* [WHAT YOU SHOULD DO] Filter for the word "Analysis" and keep each matching line.

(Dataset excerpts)
::::::::::
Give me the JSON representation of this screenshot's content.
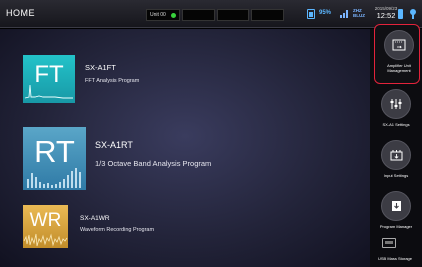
{
  "header": {
    "title": "HOME",
    "unit_label": "Unit 00",
    "battery_percent": "95%",
    "format_line1": "ZHZ",
    "format_line2": "BLUZ",
    "date": "2015/09/23",
    "time": "12:52"
  },
  "apps": [
    {
      "abbr": "FT",
      "title": "SX-A1FT",
      "subtitle": "FFT Analysis Program"
    },
    {
      "abbr": "RT",
      "title": "SX-A1RT",
      "subtitle": "1/3 Octave Band Analysis Program"
    },
    {
      "abbr": "WR",
      "title": "SX-A1WR",
      "subtitle": "Waveform Recording Program"
    }
  ],
  "sidebar": {
    "items": [
      {
        "label_line1": "Amplifier Unit",
        "label_line2": "Management",
        "icon": "amplifier-unit-icon",
        "selected": true
      },
      {
        "label_line1": "SX-A1 Settings",
        "label_line2": "",
        "icon": "sliders-icon",
        "selected": false
      },
      {
        "label_line1": "Input Settings",
        "label_line2": "",
        "icon": "input-icon",
        "selected": false
      },
      {
        "label_line1": "Program Manager",
        "label_line2": "",
        "icon": "program-manager-icon",
        "selected": false
      }
    ],
    "usb_label": "USB Mass Storage"
  },
  "colors": {
    "accent_select": "#e3233b",
    "status_blue": "#5bb6ff",
    "ft_tile": "#23c3c9",
    "rt_tile": "#4b98c0",
    "wr_tile": "#d9a840",
    "unit_ok": "#38d23c"
  }
}
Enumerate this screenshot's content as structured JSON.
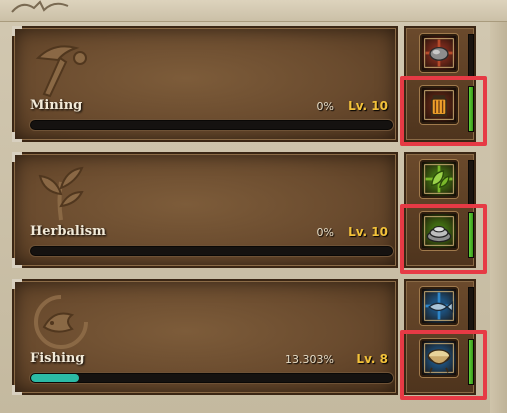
{
  "skills": [
    {
      "name": "Mining",
      "percent": "0%",
      "level": "Lv. 10",
      "progress": 0.0,
      "emblem": "pickaxe-emblem-icon",
      "upper_slot": {
        "icon": "ore-rock-icon",
        "bg": "#7a2a1c"
      },
      "lower_slot": {
        "icon": "lantern-icon",
        "bg": "#5a2414"
      },
      "lower_gauge_color": "#5fd23a"
    },
    {
      "name": "Herbalism",
      "percent": "0%",
      "level": "Lv. 10",
      "progress": 0.0,
      "emblem": "herb-emblem-icon",
      "upper_slot": {
        "icon": "leaf-icon",
        "bg": "#3f6a12"
      },
      "lower_slot": {
        "icon": "mortar-bowl-icon",
        "bg": "#3f6a12"
      },
      "lower_gauge_color": "#5fd23a"
    },
    {
      "name": "Fishing",
      "percent": "13.303%",
      "level": "Lv. 8",
      "progress": 0.13303,
      "emblem": "fish-emblem-icon",
      "upper_slot": {
        "icon": "fish-icon",
        "bg": "#1d4f7a"
      },
      "lower_slot": {
        "icon": "bait-bowl-icon",
        "bg": "#1d4f7a"
      },
      "lower_gauge_color": "#5fd23a"
    }
  ],
  "colors": {
    "highlight": "#e63a45",
    "level_text": "#f3c23a",
    "xp_fill": "#2bbba6"
  }
}
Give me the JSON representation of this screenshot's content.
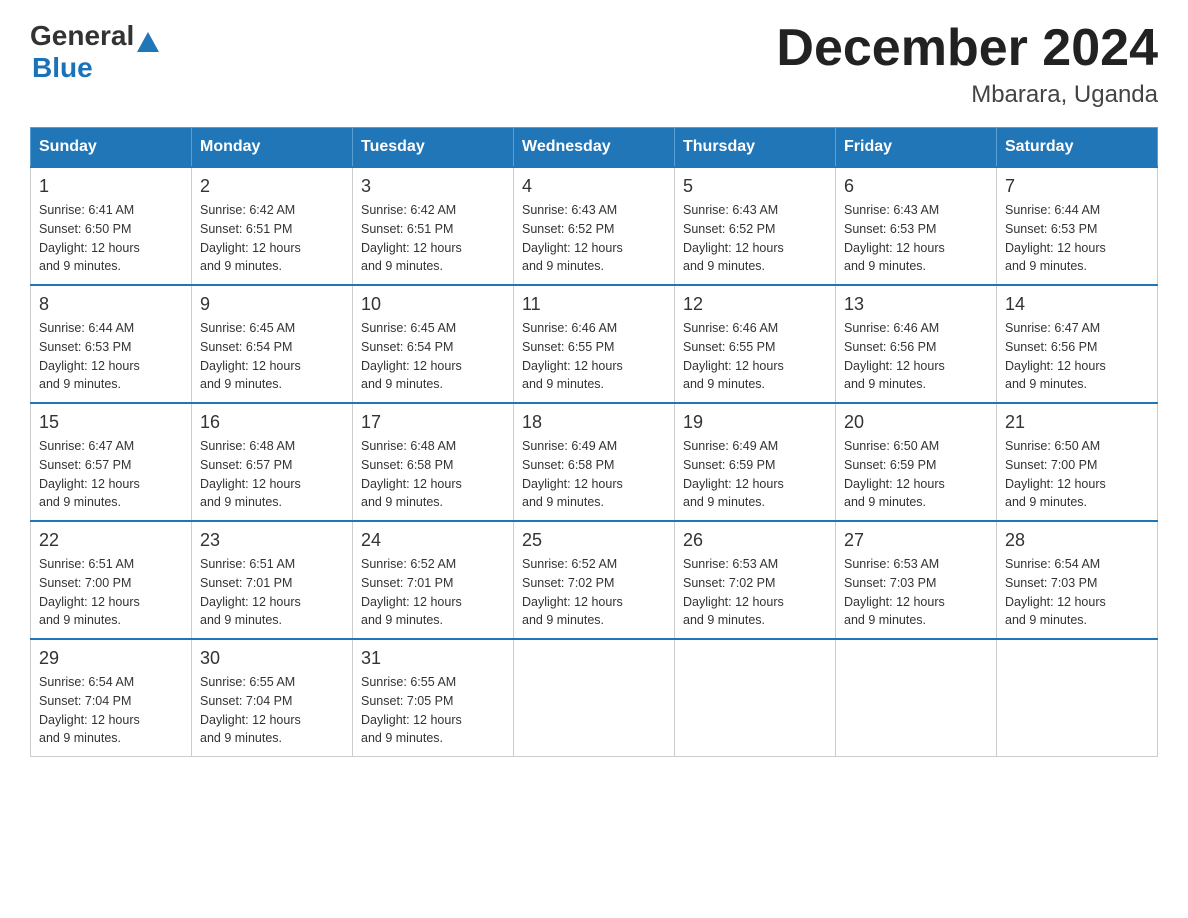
{
  "header": {
    "logo_general": "General",
    "logo_blue": "Blue",
    "title": "December 2024",
    "subtitle": "Mbarara, Uganda"
  },
  "days_of_week": [
    "Sunday",
    "Monday",
    "Tuesday",
    "Wednesday",
    "Thursday",
    "Friday",
    "Saturday"
  ],
  "weeks": [
    [
      {
        "day": "1",
        "sunrise": "6:41 AM",
        "sunset": "6:50 PM",
        "daylight": "12 hours and 9 minutes."
      },
      {
        "day": "2",
        "sunrise": "6:42 AM",
        "sunset": "6:51 PM",
        "daylight": "12 hours and 9 minutes."
      },
      {
        "day": "3",
        "sunrise": "6:42 AM",
        "sunset": "6:51 PM",
        "daylight": "12 hours and 9 minutes."
      },
      {
        "day": "4",
        "sunrise": "6:43 AM",
        "sunset": "6:52 PM",
        "daylight": "12 hours and 9 minutes."
      },
      {
        "day": "5",
        "sunrise": "6:43 AM",
        "sunset": "6:52 PM",
        "daylight": "12 hours and 9 minutes."
      },
      {
        "day": "6",
        "sunrise": "6:43 AM",
        "sunset": "6:53 PM",
        "daylight": "12 hours and 9 minutes."
      },
      {
        "day": "7",
        "sunrise": "6:44 AM",
        "sunset": "6:53 PM",
        "daylight": "12 hours and 9 minutes."
      }
    ],
    [
      {
        "day": "8",
        "sunrise": "6:44 AM",
        "sunset": "6:53 PM",
        "daylight": "12 hours and 9 minutes."
      },
      {
        "day": "9",
        "sunrise": "6:45 AM",
        "sunset": "6:54 PM",
        "daylight": "12 hours and 9 minutes."
      },
      {
        "day": "10",
        "sunrise": "6:45 AM",
        "sunset": "6:54 PM",
        "daylight": "12 hours and 9 minutes."
      },
      {
        "day": "11",
        "sunrise": "6:46 AM",
        "sunset": "6:55 PM",
        "daylight": "12 hours and 9 minutes."
      },
      {
        "day": "12",
        "sunrise": "6:46 AM",
        "sunset": "6:55 PM",
        "daylight": "12 hours and 9 minutes."
      },
      {
        "day": "13",
        "sunrise": "6:46 AM",
        "sunset": "6:56 PM",
        "daylight": "12 hours and 9 minutes."
      },
      {
        "day": "14",
        "sunrise": "6:47 AM",
        "sunset": "6:56 PM",
        "daylight": "12 hours and 9 minutes."
      }
    ],
    [
      {
        "day": "15",
        "sunrise": "6:47 AM",
        "sunset": "6:57 PM",
        "daylight": "12 hours and 9 minutes."
      },
      {
        "day": "16",
        "sunrise": "6:48 AM",
        "sunset": "6:57 PM",
        "daylight": "12 hours and 9 minutes."
      },
      {
        "day": "17",
        "sunrise": "6:48 AM",
        "sunset": "6:58 PM",
        "daylight": "12 hours and 9 minutes."
      },
      {
        "day": "18",
        "sunrise": "6:49 AM",
        "sunset": "6:58 PM",
        "daylight": "12 hours and 9 minutes."
      },
      {
        "day": "19",
        "sunrise": "6:49 AM",
        "sunset": "6:59 PM",
        "daylight": "12 hours and 9 minutes."
      },
      {
        "day": "20",
        "sunrise": "6:50 AM",
        "sunset": "6:59 PM",
        "daylight": "12 hours and 9 minutes."
      },
      {
        "day": "21",
        "sunrise": "6:50 AM",
        "sunset": "7:00 PM",
        "daylight": "12 hours and 9 minutes."
      }
    ],
    [
      {
        "day": "22",
        "sunrise": "6:51 AM",
        "sunset": "7:00 PM",
        "daylight": "12 hours and 9 minutes."
      },
      {
        "day": "23",
        "sunrise": "6:51 AM",
        "sunset": "7:01 PM",
        "daylight": "12 hours and 9 minutes."
      },
      {
        "day": "24",
        "sunrise": "6:52 AM",
        "sunset": "7:01 PM",
        "daylight": "12 hours and 9 minutes."
      },
      {
        "day": "25",
        "sunrise": "6:52 AM",
        "sunset": "7:02 PM",
        "daylight": "12 hours and 9 minutes."
      },
      {
        "day": "26",
        "sunrise": "6:53 AM",
        "sunset": "7:02 PM",
        "daylight": "12 hours and 9 minutes."
      },
      {
        "day": "27",
        "sunrise": "6:53 AM",
        "sunset": "7:03 PM",
        "daylight": "12 hours and 9 minutes."
      },
      {
        "day": "28",
        "sunrise": "6:54 AM",
        "sunset": "7:03 PM",
        "daylight": "12 hours and 9 minutes."
      }
    ],
    [
      {
        "day": "29",
        "sunrise": "6:54 AM",
        "sunset": "7:04 PM",
        "daylight": "12 hours and 9 minutes."
      },
      {
        "day": "30",
        "sunrise": "6:55 AM",
        "sunset": "7:04 PM",
        "daylight": "12 hours and 9 minutes."
      },
      {
        "day": "31",
        "sunrise": "6:55 AM",
        "sunset": "7:05 PM",
        "daylight": "12 hours and 9 minutes."
      },
      null,
      null,
      null,
      null
    ]
  ],
  "labels": {
    "sunrise": "Sunrise:",
    "sunset": "Sunset:",
    "daylight": "Daylight:"
  }
}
::::::::::
* [FULL SOLUTION]
      "subtitle": "FFT Analysis Program"
      "subtitle": "1/3 Octave Band Analysis Program"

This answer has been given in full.